Do this =
Identify all lines of the data containing the string "NAME" and copy them.

Material supplied =
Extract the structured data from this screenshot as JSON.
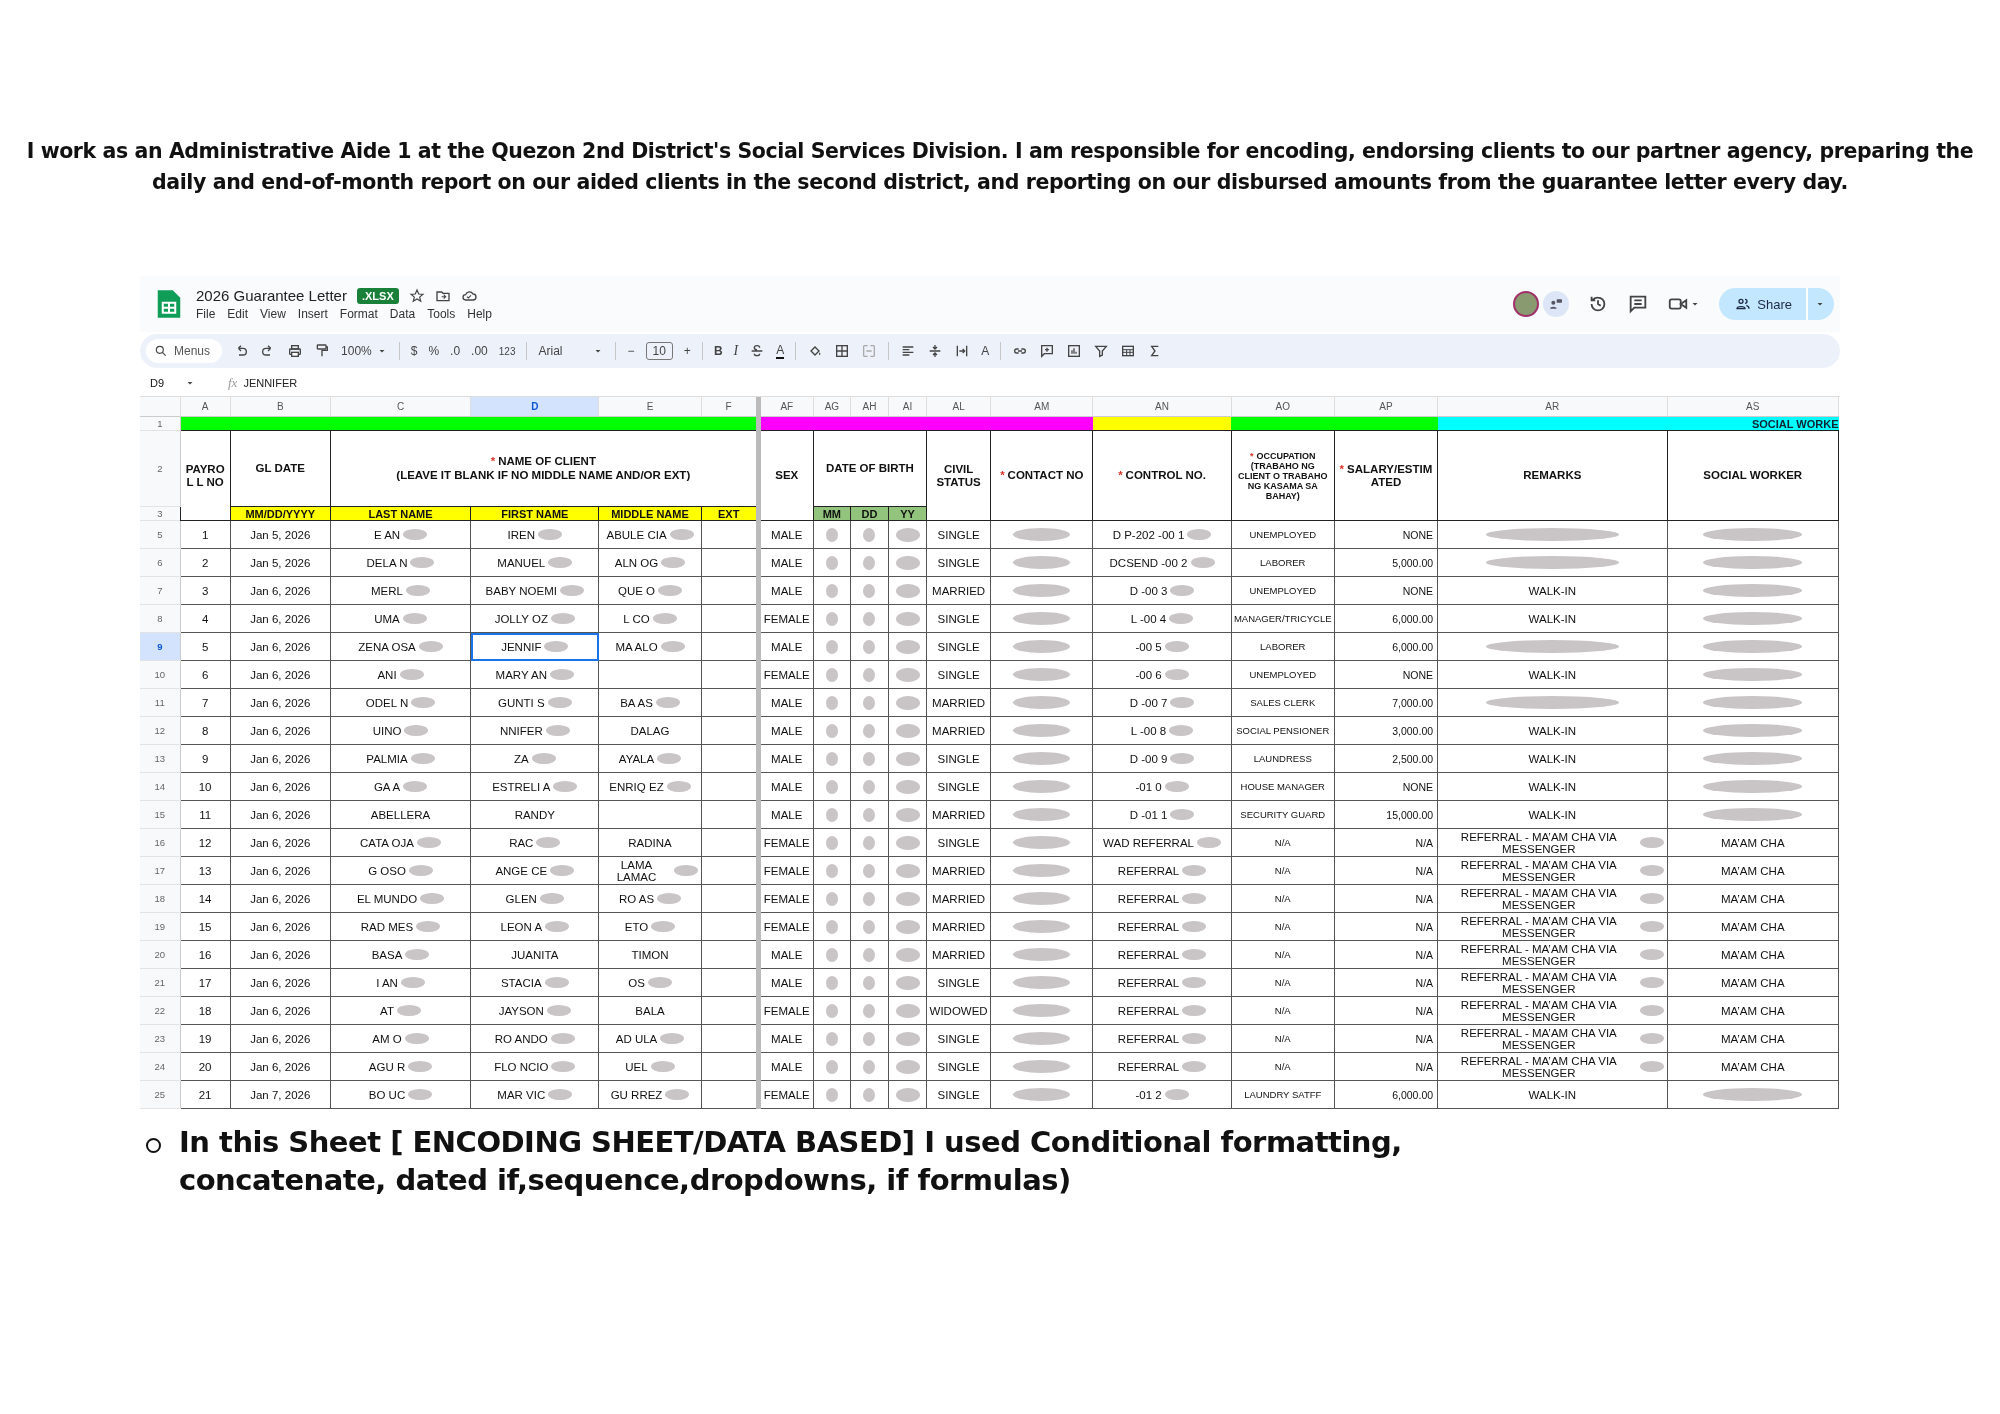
{
  "intro": "I work as an Administrative Aide 1 at the Quezon 2nd District's Social Services Division. I am responsible for encoding, endorsing clients to our partner agency, preparing the daily and end-of-month report on our aided clients in the second district, and reporting on our disbursed amounts from the guarantee letter every day.",
  "app": {
    "title": "2026 Guarantee Letter",
    "badge": ".XLSX",
    "menu": [
      "File",
      "Edit",
      "View",
      "Insert",
      "Format",
      "Data",
      "Tools",
      "Help"
    ],
    "share": "Share"
  },
  "toolbar": {
    "search": "Menus",
    "zoom": "100%",
    "currency": "$",
    "percent": "%",
    "decrease_decimal": ".0",
    "increase_decimal": ".00",
    "number_format": "123",
    "font": "Arial",
    "minus": "−",
    "font_size": "10",
    "plus": "+",
    "bold": "B",
    "italic": "I",
    "text_color": "A",
    "rotate": "A"
  },
  "formula_bar": {
    "cell": "D9",
    "fx": "fx",
    "value": "JENNIFER"
  },
  "band_row": "1",
  "header_rows": [
    "2",
    "3"
  ],
  "header_groups": [
    {
      "label": "PAYROL L NO",
      "columns": [
        {
          "letter": "A",
          "selected": false,
          "color": "#00ff00"
        }
      ]
    },
    {
      "label": "GL DATE",
      "columns": [
        {
          "letter": "B",
          "selected": false,
          "color": "#00ff00",
          "sub": {
            "label": "MM/DD/YYYY",
            "color": "#ffff00"
          }
        }
      ]
    },
    {
      "mark": "*",
      "label": "NAME OF CLIENT",
      "note": "(LEAVE IT BLANK IF NO MIDDLE NAME AND/OR EXT)",
      "columns": [
        {
          "letter": "C",
          "selected": false,
          "color": "#00ff00",
          "sub": {
            "label": "LAST NAME",
            "color": "#ffff00"
          }
        },
        {
          "letter": "D",
          "selected": true,
          "color": "#00ff00",
          "sub": {
            "label": "FIRST NAME",
            "color": "#ffff00"
          }
        },
        {
          "letter": "E",
          "selected": false,
          "color": "#00ff00",
          "sub": {
            "label": "MIDDLE NAME",
            "color": "#ffff00"
          }
        },
        {
          "letter": "F",
          "selected": false,
          "color": "#00ff00",
          "sub": {
            "label": "EXT",
            "color": "#ffff00"
          }
        }
      ]
    },
    {
      "label": "SEX",
      "columns": [
        {
          "letter": "AF",
          "selected": false,
          "color": "#ff00ff"
        }
      ]
    },
    {
      "label": "DATE OF BIRTH",
      "columns": [
        {
          "letter": "AG",
          "selected": false,
          "color": "#ff00ff",
          "sub": {
            "label": "MM",
            "color": "#93c47d"
          }
        },
        {
          "letter": "AH",
          "selected": false,
          "color": "#ff00ff",
          "sub": {
            "label": "DD",
            "color": "#93c47d"
          }
        },
        {
          "letter": "AI",
          "selected": false,
          "color": "#ff00ff",
          "sub": {
            "label": "YY",
            "color": "#93c47d"
          }
        }
      ]
    },
    {
      "label": "CIVIL STATUS",
      "columns": [
        {
          "letter": "AL",
          "selected": false,
          "color": "#ff00ff"
        }
      ]
    },
    {
      "mark": "*",
      "label": "CONTACT NO",
      "columns": [
        {
          "letter": "AM",
          "selected": false,
          "color": "#ff00ff"
        }
      ]
    },
    {
      "mark": "*",
      "label": "CONTROL NO.",
      "columns": [
        {
          "letter": "AN",
          "selected": false,
          "color": "#ffff00"
        }
      ]
    },
    {
      "mark": "*",
      "label": "OCCUPATION (TRABAHO NG CLIENT O TRABAHO NG KASAMA SA BAHAY)",
      "columns": [
        {
          "letter": "AO",
          "selected": false,
          "color": "#00ff00"
        }
      ]
    },
    {
      "mark": "*",
      "label": "SALARY/ESTIMATED",
      "columns": [
        {
          "letter": "AP",
          "selected": false,
          "color": "#00ff00"
        }
      ]
    },
    {
      "label": "REMARKS",
      "columns": [
        {
          "letter": "AR",
          "selected": false,
          "color": "#00ffff"
        }
      ]
    },
    {
      "label": "SOCIAL WORKER",
      "columns": [
        {
          "letter": "AS",
          "selected": false,
          "color": "#00ffff",
          "band_text": "SOCIAL WORKE"
        }
      ]
    }
  ],
  "rows": [
    {
      "row": "5",
      "selected": false,
      "cells": [
        "1",
        "Jan 5, 2026",
        {
          "text": "E AN",
          "redacted": true
        },
        {
          "text": "IREN",
          "redacted": true
        },
        {
          "text": "ABULE CIA",
          "redacted": true
        },
        null,
        "MALE",
        {
          "redacted": true
        },
        {
          "redacted": true
        },
        {
          "redacted": true
        },
        "SINGLE",
        {
          "redacted": true
        },
        {
          "text": "D P-202 -00 1",
          "redacted": true
        },
        "UNEMPLOYED",
        "NONE",
        {
          "redacted": true
        },
        {
          "redacted": true
        }
      ]
    },
    {
      "row": "6",
      "selected": false,
      "cells": [
        "2",
        "Jan 5, 2026",
        {
          "text": "DELA N",
          "redacted": true
        },
        {
          "text": "MANUEL",
          "redacted": true
        },
        {
          "text": "ALN OG",
          "redacted": true
        },
        null,
        "MALE",
        {
          "redacted": true
        },
        {
          "redacted": true
        },
        {
          "redacted": true
        },
        "SINGLE",
        {
          "redacted": true
        },
        {
          "text": "DCSEND -00 2",
          "redacted": true
        },
        "LABORER",
        "5,000.00",
        {
          "redacted": true
        },
        {
          "redacted": true
        }
      ]
    },
    {
      "row": "7",
      "selected": false,
      "cells": [
        "3",
        "Jan 6, 2026",
        {
          "text": "MERL",
          "redacted": true
        },
        {
          "text": "BABY NOEMI",
          "redacted": true
        },
        {
          "text": "QUE O",
          "redacted": true
        },
        null,
        "MALE",
        {
          "redacted": true
        },
        {
          "redacted": true
        },
        {
          "redacted": true
        },
        "MARRIED",
        {
          "redacted": true
        },
        {
          "text": "D -00 3",
          "redacted": true
        },
        "UNEMPLOYED",
        "NONE",
        "WALK-IN",
        {
          "redacted": true
        }
      ]
    },
    {
      "row": "8",
      "selected": false,
      "cells": [
        "4",
        "Jan 6, 2026",
        {
          "text": "UMA",
          "redacted": true
        },
        {
          "text": "JOLLY OZ",
          "redacted": true
        },
        {
          "text": "L CO",
          "redacted": true
        },
        null,
        "FEMALE",
        {
          "redacted": true
        },
        {
          "redacted": true
        },
        {
          "redacted": true
        },
        "SINGLE",
        {
          "redacted": true
        },
        {
          "text": "L -00 4",
          "redacted": true
        },
        "MANAGER/TRICYCLE",
        "6,000.00",
        "WALK-IN",
        {
          "redacted": true
        }
      ]
    },
    {
      "row": "9",
      "selected": true,
      "cells": [
        "5",
        "Jan 6, 2026",
        {
          "text": "ZENA OSA",
          "redacted": true
        },
        {
          "text": "JENNIF",
          "redacted": true
        },
        {
          "text": "MA ALO",
          "redacted": true
        },
        null,
        "MALE",
        {
          "redacted": true
        },
        {
          "redacted": true
        },
        {
          "redacted": true
        },
        "SINGLE",
        {
          "redacted": true
        },
        {
          "text": "-00 5",
          "redacted": true
        },
        "LABORER",
        "6,000.00",
        {
          "redacted": true
        },
        {
          "redacted": true
        }
      ]
    },
    {
      "row": "10",
      "selected": false,
      "cells": [
        "6",
        "Jan 6, 2026",
        {
          "text": "ANI",
          "redacted": true
        },
        {
          "text": "MARY AN",
          "redacted": true
        },
        null,
        null,
        "FEMALE",
        {
          "redacted": true
        },
        {
          "redacted": true
        },
        {
          "redacted": true
        },
        "SINGLE",
        {
          "redacted": true
        },
        {
          "text": "-00 6",
          "redacted": true
        },
        "UNEMPLOYED",
        "NONE",
        "WALK-IN",
        {
          "redacted": true
        }
      ]
    },
    {
      "row": "11",
      "selected": false,
      "cells": [
        "7",
        "Jan 6, 2026",
        {
          "text": "ODEL N",
          "redacted": true
        },
        {
          "text": "GUNTI S",
          "redacted": true
        },
        {
          "text": "BA AS",
          "redacted": true
        },
        null,
        "MALE",
        {
          "redacted": true
        },
        {
          "redacted": true
        },
        {
          "redacted": true
        },
        "MARRIED",
        {
          "redacted": true
        },
        {
          "text": "D -00 7",
          "redacted": true
        },
        "SALES CLERK",
        "7,000.00",
        {
          "redacted": true
        },
        {
          "redacted": true
        }
      ]
    },
    {
      "row": "12",
      "selected": false,
      "cells": [
        "8",
        "Jan 6, 2026",
        {
          "text": "UINO",
          "redacted": true
        },
        {
          "text": "NNIFER",
          "redacted": true
        },
        "DALAG",
        null,
        "MALE",
        {
          "redacted": true
        },
        {
          "redacted": true
        },
        {
          "redacted": true
        },
        "MARRIED",
        {
          "redacted": true
        },
        {
          "text": "L -00 8",
          "redacted": true
        },
        "SOCIAL PENSIONER",
        "3,000.00",
        "WALK-IN",
        {
          "redacted": true
        }
      ]
    },
    {
      "row": "13",
      "selected": false,
      "cells": [
        "9",
        "Jan 6, 2026",
        {
          "text": "PALMIA",
          "redacted": true
        },
        {
          "text": "ZA",
          "redacted": true
        },
        {
          "text": "AYALA",
          "redacted": true
        },
        null,
        "MALE",
        {
          "redacted": true
        },
        {
          "redacted": true
        },
        {
          "redacted": true
        },
        "SINGLE",
        {
          "redacted": true
        },
        {
          "text": "D -00 9",
          "redacted": true
        },
        "LAUNDRESS",
        "2,500.00",
        "WALK-IN",
        {
          "redacted": true
        }
      ]
    },
    {
      "row": "14",
      "selected": false,
      "cells": [
        "10",
        "Jan 6, 2026",
        {
          "text": "GA A",
          "redacted": true
        },
        {
          "text": "ESTRELI A",
          "redacted": true
        },
        {
          "text": "ENRIQ EZ",
          "redacted": true
        },
        null,
        "MALE",
        {
          "redacted": true
        },
        {
          "redacted": true
        },
        {
          "redacted": true
        },
        "SINGLE",
        {
          "redacted": true
        },
        {
          "text": "-01 0",
          "redacted": true
        },
        "HOUSE MANAGER",
        "NONE",
        "WALK-IN",
        {
          "redacted": true
        }
      ]
    },
    {
      "row": "15",
      "selected": false,
      "cells": [
        "11",
        "Jan 6, 2026",
        "ABELLERA",
        "RANDY",
        null,
        null,
        "MALE",
        {
          "redacted": true
        },
        {
          "redacted": true
        },
        {
          "redacted": true
        },
        "MARRIED",
        {
          "redacted": true
        },
        {
          "text": "D -01 1",
          "redacted": true
        },
        "SECURITY GUARD",
        "15,000.00",
        "WALK-IN",
        {
          "redacted": true
        }
      ]
    },
    {
      "row": "16",
      "selected": false,
      "cells": [
        "12",
        "Jan 6, 2026",
        {
          "text": "CATA OJA",
          "redacted": true
        },
        {
          "text": "RAC",
          "redacted": true
        },
        "RADINA",
        null,
        "FEMALE",
        {
          "redacted": true
        },
        {
          "redacted": true
        },
        {
          "redacted": true
        },
        "SINGLE",
        {
          "redacted": true
        },
        {
          "text": "WAD REFERRAL",
          "redacted": true
        },
        "N/A",
        "N/A",
        {
          "text": "REFERRAL - MA’AM CHA VIA MESSENGER",
          "redacted": true
        },
        "MA’AM CHA"
      ]
    },
    {
      "row": "17",
      "selected": false,
      "cells": [
        "13",
        "Jan 6, 2026",
        {
          "text": "G OSO",
          "redacted": true
        },
        {
          "text": "ANGE CE",
          "redacted": true
        },
        {
          "text": "LAMA LAMAC",
          "redacted": true
        },
        null,
        "FEMALE",
        {
          "redacted": true
        },
        {
          "redacted": true
        },
        {
          "redacted": true
        },
        "MARRIED",
        {
          "redacted": true
        },
        {
          "text": "REFERRAL",
          "redacted": true
        },
        "N/A",
        "N/A",
        {
          "text": "REFERRAL - MA’AM CHA VIA MESSENGER",
          "redacted": true
        },
        "MA’AM CHA"
      ]
    },
    {
      "row": "18",
      "selected": false,
      "cells": [
        "14",
        "Jan 6, 2026",
        {
          "text": "EL MUNDO",
          "redacted": true
        },
        {
          "text": "GLEN",
          "redacted": true
        },
        {
          "text": "RO AS",
          "redacted": true
        },
        null,
        "FEMALE",
        {
          "redacted": true
        },
        {
          "redacted": true
        },
        {
          "redacted": true
        },
        "MARRIED",
        {
          "redacted": true
        },
        {
          "text": "REFERRAL",
          "redacted": true
        },
        "N/A",
        "N/A",
        {
          "text": "REFERRAL - MA’AM CHA VIA MESSENGER",
          "redacted": true
        },
        "MA’AM CHA"
      ]
    },
    {
      "row": "19",
      "selected": false,
      "cells": [
        "15",
        "Jan 6, 2026",
        {
          "text": "RAD MES",
          "redacted": true
        },
        {
          "text": "LEON A",
          "redacted": true
        },
        {
          "text": "ETO",
          "redacted": true
        },
        null,
        "FEMALE",
        {
          "redacted": true
        },
        {
          "redacted": true
        },
        {
          "redacted": true
        },
        "MARRIED",
        {
          "redacted": true
        },
        {
          "text": "REFERRAL",
          "redacted": true
        },
        "N/A",
        "N/A",
        {
          "text": "REFERRAL - MA’AM CHA VIA MESSENGER",
          "redacted": true
        },
        "MA’AM CHA"
      ]
    },
    {
      "row": "20",
      "selected": false,
      "cells": [
        "16",
        "Jan 6, 2026",
        {
          "text": "BASA",
          "redacted": true
        },
        "JUANITA",
        "TIMON",
        null,
        "MALE",
        {
          "redacted": true
        },
        {
          "redacted": true
        },
        {
          "redacted": true
        },
        "MARRIED",
        {
          "redacted": true
        },
        {
          "text": "REFERRAL",
          "redacted": true
        },
        "N/A",
        "N/A",
        {
          "text": "REFERRAL - MA’AM CHA VIA MESSENGER",
          "redacted": true
        },
        "MA’AM CHA"
      ]
    },
    {
      "row": "21",
      "selected": false,
      "cells": [
        "17",
        "Jan 6, 2026",
        {
          "text": "I AN",
          "redacted": true
        },
        {
          "text": "STACIA",
          "redacted": true
        },
        {
          "text": "OS",
          "redacted": true
        },
        null,
        "MALE",
        {
          "redacted": true
        },
        {
          "redacted": true
        },
        {
          "redacted": true
        },
        "SINGLE",
        {
          "redacted": true
        },
        {
          "text": "REFERRAL",
          "redacted": true
        },
        "N/A",
        "N/A",
        {
          "text": "REFERRAL - MA’AM CHA VIA MESSENGER",
          "redacted": true
        },
        "MA’AM CHA"
      ]
    },
    {
      "row": "22",
      "selected": false,
      "cells": [
        "18",
        "Jan 6, 2026",
        {
          "text": "AT",
          "redacted": true
        },
        {
          "text": "JAYSON",
          "redacted": true
        },
        "BALA",
        null,
        "FEMALE",
        {
          "redacted": true
        },
        {
          "redacted": true
        },
        {
          "redacted": true
        },
        "WIDOWED",
        {
          "redacted": true
        },
        {
          "text": "REFERRAL",
          "redacted": true
        },
        "N/A",
        "N/A",
        {
          "text": "REFERRAL - MA’AM CHA VIA MESSENGER",
          "redacted": true
        },
        "MA’AM CHA"
      ]
    },
    {
      "row": "23",
      "selected": false,
      "cells": [
        "19",
        "Jan 6, 2026",
        {
          "text": "AM O",
          "redacted": true
        },
        {
          "text": "RO ANDO",
          "redacted": true
        },
        {
          "text": "AD ULA",
          "redacted": true
        },
        null,
        "MALE",
        {
          "redacted": true
        },
        {
          "redacted": true
        },
        {
          "redacted": true
        },
        "SINGLE",
        {
          "redacted": true
        },
        {
          "text": "REFERRAL",
          "redacted": true
        },
        "N/A",
        "N/A",
        {
          "text": "REFERRAL - MA’AM CHA VIA MESSENGER",
          "redacted": true
        },
        "MA’AM CHA"
      ]
    },
    {
      "row": "24",
      "selected": false,
      "cells": [
        "20",
        "Jan 6, 2026",
        {
          "text": "AGU R",
          "redacted": true
        },
        {
          "text": "FLO NCIO",
          "redacted": true
        },
        {
          "text": "UEL",
          "redacted": true
        },
        null,
        "MALE",
        {
          "redacted": true
        },
        {
          "redacted": true
        },
        {
          "redacted": true
        },
        "SINGLE",
        {
          "redacted": true
        },
        {
          "text": "REFERRAL",
          "redacted": true
        },
        "N/A",
        "N/A",
        {
          "text": "REFERRAL - MA’AM CHA VIA MESSENGER",
          "redacted": true
        },
        "MA’AM CHA"
      ]
    },
    {
      "row": "25",
      "selected": false,
      "cells": [
        "21",
        "Jan 7, 2026",
        {
          "text": "BO UC",
          "redacted": true
        },
        {
          "text": "MAR VIC",
          "redacted": true
        },
        {
          "text": "GU RREZ",
          "redacted": true
        },
        null,
        "FEMALE",
        {
          "redacted": true
        },
        {
          "redacted": true
        },
        {
          "redacted": true
        },
        "SINGLE",
        {
          "redacted": true
        },
        {
          "text": "-01 2",
          "redacted": true
        },
        "LAUNDRY SATFF",
        "6,000.00",
        "WALK-IN",
        {
          "redacted": true
        }
      ]
    }
  ],
  "note": "In this Sheet [ ENCODING SHEET/DATA BASED] I used Conditional formatting, concatenate, dated if,sequence,dropdowns, if formulas)"
}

Answer for this exercise =
      "label": "NAME OF CLIENT",
      "note": "(LEAVE IT BLANK IF NO MIDDLE NAME AND/OR EXT)",
            "label": "LAST NAME",
            "label": "FIRST NAME",
            "label": "MIDDLE NAME",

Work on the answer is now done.